▶
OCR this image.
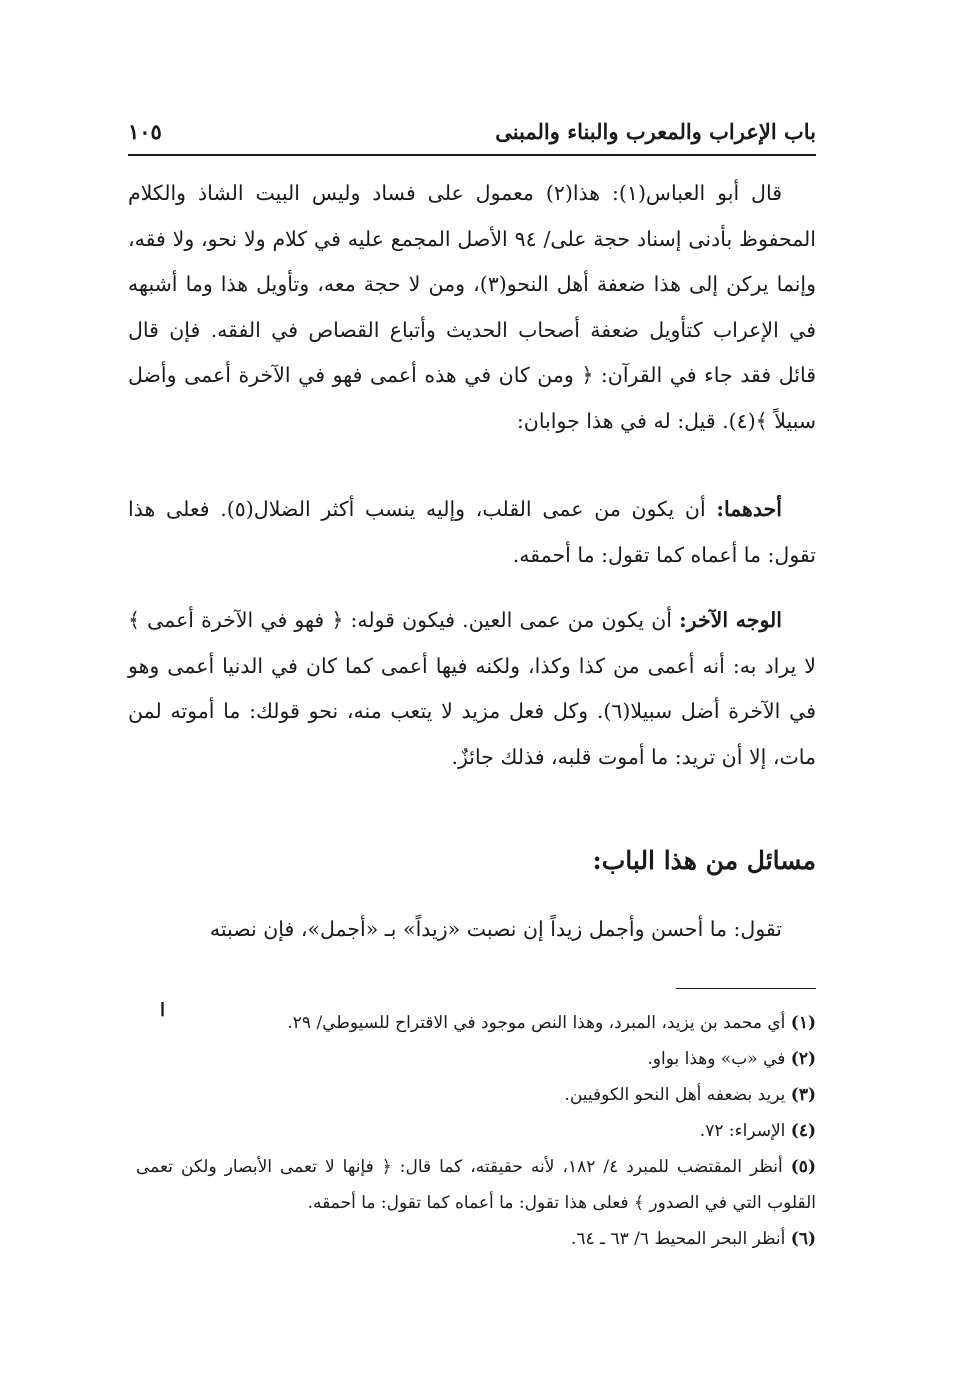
باب الإعراب والمعرب والبناء والمبنى
١٠٥

قال أبو العباس(١): هذا(٢) معمول على فساد وليس البيت الشاذ والكلام المحفوظ بأدنى إسناد حجة على/ ٩٤ الأصل المجمع عليه في كلام ولا نحو، ولا فقه، وإنما يركن إلى هذا ضعفة أهل النحو(٣)، ومن لا حجة معه، وتأويل هذا وما أشبهه في الإعراب كتأويل ضعفة أصحاب الحديث وأتباع القصاص في الفقه. فإن قال قائل فقد جاء في القرآن: ﴿ ومن كان في هذه أعمى فهو في الآخرة أعمى وأضل سبيلاً ﴾(٤). قيل: له في هذا جوابان:

أحدهما: أن يكون من عمى القلب، وإليه ينسب أكثر الضلال(٥). فعلى هذا تقول: ما أعماه كما تقول: ما أحمقه.

الوجه الآخر: أن يكون من عمى العين. فيكون قوله: ﴿ فهو في الآخرة أعمى ﴾ لا يراد به: أنه أعمى من كذا وكذا، ولكنه فيها أعمى كما كان في الدنيا أعمى وهو في الآخرة أضل سبيلا(٦). وكل فعل مزيد لا يتعب منه، نحو قولك: ما أموته لمن مات، إلا أن تريد: ما أموت قلبه، فذلك جائزٌ.

مسائل من هذا الباب:

تقول: ما أحسن وأجمل زيداً إن نصبت «زيداً» بـ «أجمل»، فإن نصبته

ا

(١) أي محمد بن يزيد، المبرد، وهذا النص موجود في الاقتراح للسيوطي/ ٢٩.

(٢) في «ب» وهذا بواو.

(٣) يريد بضعفه أهل النحو الكوفيين.

(٤) الإسراء: ٧٢.

(٥) أنظر المقتضب للمبرد ٤/ ١٨٢، لأنه حقيقته، كما قال: ﴿ فإنها لا تعمى الأبصار ولكن تعمى القلوب التي في الصدور ﴾ فعلى هذا تقول: ما أعماه كما تقول: ما أحمقه.

(٦) أنظر البحر المحيط ٦/ ٦٣ ـ ٦٤.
◀
Task brief >>
Select every line of the material above holding the word "يكون" and copy it.

The answer >>
أحدهما: أن يكون من عمى القلب، وإليه ينسب أكثر الضلال(٥). فعلى هذا تقول: ما أعماه كما تقول: ما أحمقه.
الوجه الآخر: أن يكون من عمى العين. فيكون قوله: ﴿ فهو في الآخرة أعمى ﴾ لا يراد به: أنه أعمى من كذا وكذا، ولكنه فيها أعمى كما كان في الدنيا أعمى وهو في الآخرة أضل سبيلا(٦). وكل فعل مزيد لا يتعب منه، نحو قولك: ما أموته لمن مات، إلا أن تريد: ما أموت قلبه، فذلك جائزٌ.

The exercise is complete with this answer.